■ Set task
Scan the material for the word "einer", and copy each line where it shows up.
── Extracted information
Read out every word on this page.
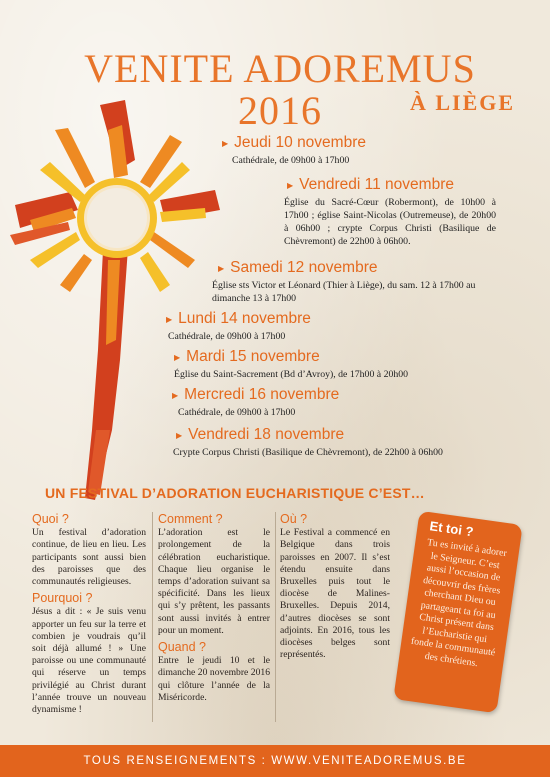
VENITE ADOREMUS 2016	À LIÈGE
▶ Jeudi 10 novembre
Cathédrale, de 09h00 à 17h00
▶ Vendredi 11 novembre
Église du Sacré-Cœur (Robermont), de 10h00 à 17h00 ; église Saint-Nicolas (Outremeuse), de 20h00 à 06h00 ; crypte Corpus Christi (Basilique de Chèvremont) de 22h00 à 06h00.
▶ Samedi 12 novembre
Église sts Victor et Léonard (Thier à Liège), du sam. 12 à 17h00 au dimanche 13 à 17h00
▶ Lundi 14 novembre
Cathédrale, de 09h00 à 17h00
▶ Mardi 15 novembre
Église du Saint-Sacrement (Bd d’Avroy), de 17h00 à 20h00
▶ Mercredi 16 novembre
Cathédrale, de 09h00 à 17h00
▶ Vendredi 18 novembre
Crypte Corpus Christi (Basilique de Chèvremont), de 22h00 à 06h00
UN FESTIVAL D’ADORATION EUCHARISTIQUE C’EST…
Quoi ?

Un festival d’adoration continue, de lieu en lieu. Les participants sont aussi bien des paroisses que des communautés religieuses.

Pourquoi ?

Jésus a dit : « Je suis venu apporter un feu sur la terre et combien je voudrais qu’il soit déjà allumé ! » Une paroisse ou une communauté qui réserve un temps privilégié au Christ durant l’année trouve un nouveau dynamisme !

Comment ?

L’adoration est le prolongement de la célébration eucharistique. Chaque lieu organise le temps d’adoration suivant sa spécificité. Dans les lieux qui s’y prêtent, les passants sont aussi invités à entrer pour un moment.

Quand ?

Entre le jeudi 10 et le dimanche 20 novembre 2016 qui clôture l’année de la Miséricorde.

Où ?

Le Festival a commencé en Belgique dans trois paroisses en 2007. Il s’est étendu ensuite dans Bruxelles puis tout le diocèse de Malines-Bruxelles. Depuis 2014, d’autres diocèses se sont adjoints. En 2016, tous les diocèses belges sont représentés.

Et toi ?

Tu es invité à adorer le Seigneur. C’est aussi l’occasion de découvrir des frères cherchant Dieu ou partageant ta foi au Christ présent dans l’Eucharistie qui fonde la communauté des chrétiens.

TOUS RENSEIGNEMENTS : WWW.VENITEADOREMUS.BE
────
── Extracted information
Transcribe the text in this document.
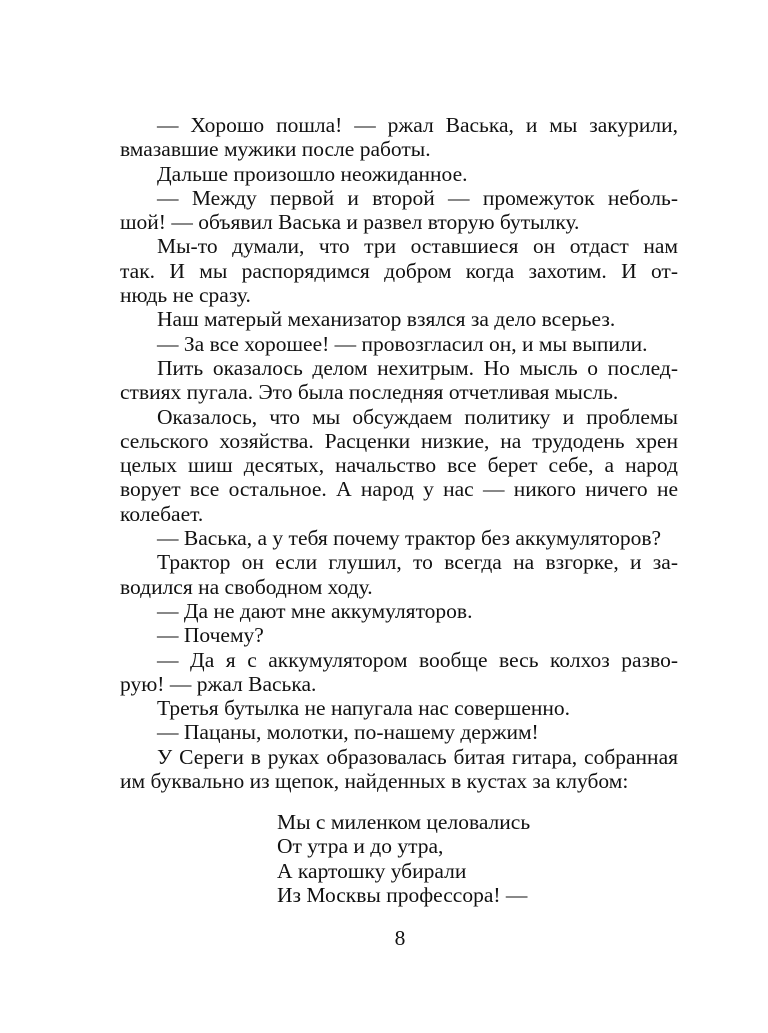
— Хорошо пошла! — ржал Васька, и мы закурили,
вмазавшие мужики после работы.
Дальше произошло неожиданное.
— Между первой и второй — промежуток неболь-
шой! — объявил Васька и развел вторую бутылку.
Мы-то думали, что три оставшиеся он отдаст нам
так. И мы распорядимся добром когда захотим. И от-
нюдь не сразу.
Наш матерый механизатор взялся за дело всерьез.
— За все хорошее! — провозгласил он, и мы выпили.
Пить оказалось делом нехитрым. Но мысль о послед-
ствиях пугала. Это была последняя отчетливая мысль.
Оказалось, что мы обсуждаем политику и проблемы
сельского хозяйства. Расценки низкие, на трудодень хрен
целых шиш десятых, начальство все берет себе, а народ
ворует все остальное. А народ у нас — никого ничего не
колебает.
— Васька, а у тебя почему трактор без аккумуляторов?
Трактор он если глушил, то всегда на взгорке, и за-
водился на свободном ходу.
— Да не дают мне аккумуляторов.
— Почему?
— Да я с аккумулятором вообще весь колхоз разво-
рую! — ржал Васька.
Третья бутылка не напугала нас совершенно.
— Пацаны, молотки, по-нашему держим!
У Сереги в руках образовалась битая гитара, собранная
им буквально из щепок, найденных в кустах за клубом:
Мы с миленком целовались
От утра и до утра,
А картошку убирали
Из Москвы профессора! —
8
────
── Extracted information
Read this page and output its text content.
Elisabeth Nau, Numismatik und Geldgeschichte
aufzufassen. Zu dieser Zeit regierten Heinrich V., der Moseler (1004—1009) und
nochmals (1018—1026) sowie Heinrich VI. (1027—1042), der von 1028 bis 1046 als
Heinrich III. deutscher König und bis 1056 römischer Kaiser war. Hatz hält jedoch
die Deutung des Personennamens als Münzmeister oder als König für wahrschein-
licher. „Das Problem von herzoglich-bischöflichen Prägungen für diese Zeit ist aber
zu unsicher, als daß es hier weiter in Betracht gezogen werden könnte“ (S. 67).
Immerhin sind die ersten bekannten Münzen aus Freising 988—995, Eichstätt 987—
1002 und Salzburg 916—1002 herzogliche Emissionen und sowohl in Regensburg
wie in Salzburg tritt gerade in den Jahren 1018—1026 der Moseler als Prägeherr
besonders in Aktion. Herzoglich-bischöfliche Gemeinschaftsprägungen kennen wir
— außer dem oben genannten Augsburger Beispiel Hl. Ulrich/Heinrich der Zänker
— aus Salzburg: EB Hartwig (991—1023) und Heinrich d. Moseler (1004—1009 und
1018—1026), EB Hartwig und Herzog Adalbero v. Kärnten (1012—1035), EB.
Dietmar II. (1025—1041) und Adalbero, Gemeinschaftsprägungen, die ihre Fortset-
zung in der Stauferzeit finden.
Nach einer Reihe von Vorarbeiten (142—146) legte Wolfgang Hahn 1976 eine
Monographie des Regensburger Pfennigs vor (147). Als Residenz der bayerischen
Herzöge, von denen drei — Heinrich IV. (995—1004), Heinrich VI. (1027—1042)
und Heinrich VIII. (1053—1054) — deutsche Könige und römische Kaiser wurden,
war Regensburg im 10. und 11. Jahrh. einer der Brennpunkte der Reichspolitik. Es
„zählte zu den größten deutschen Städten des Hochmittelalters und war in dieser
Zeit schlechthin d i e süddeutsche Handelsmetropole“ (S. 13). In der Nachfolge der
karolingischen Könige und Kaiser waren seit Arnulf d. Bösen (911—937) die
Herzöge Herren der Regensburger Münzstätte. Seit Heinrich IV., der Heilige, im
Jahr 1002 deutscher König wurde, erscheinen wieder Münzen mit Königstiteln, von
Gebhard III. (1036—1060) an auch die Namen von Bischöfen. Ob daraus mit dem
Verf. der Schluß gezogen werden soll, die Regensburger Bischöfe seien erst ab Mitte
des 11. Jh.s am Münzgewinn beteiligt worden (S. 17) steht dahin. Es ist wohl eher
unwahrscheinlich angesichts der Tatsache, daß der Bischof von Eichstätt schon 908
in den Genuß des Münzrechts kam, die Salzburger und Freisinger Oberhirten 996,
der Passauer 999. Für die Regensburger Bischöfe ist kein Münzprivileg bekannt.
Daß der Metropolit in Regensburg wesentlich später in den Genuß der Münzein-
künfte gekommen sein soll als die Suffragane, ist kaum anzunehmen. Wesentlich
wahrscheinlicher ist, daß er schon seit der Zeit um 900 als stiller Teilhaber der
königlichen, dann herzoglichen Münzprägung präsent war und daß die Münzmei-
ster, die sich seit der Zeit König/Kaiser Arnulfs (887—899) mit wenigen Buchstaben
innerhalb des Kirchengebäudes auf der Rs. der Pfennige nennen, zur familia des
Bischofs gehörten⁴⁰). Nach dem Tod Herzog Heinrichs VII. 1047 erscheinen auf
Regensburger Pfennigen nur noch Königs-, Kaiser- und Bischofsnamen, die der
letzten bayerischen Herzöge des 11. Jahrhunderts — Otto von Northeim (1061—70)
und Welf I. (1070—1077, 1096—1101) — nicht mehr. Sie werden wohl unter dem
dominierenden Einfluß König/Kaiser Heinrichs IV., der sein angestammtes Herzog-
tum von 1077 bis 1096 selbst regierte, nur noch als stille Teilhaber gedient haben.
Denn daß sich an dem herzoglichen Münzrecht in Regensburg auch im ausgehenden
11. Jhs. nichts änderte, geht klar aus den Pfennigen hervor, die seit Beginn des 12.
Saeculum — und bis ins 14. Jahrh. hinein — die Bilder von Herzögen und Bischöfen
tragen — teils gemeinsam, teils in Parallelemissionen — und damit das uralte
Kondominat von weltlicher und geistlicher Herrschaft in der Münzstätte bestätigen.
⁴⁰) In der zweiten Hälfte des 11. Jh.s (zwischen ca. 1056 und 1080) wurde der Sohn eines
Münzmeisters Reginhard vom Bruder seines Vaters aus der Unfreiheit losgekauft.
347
────
■ Exercise output
Nach einer Reihe von Vorarbeiten (142—146) legte Wolfgang Hahn 1976 eine
war Regensburg im 10. und 11. Jahrh. einer der Brennpunkte der Reichspolitik. Es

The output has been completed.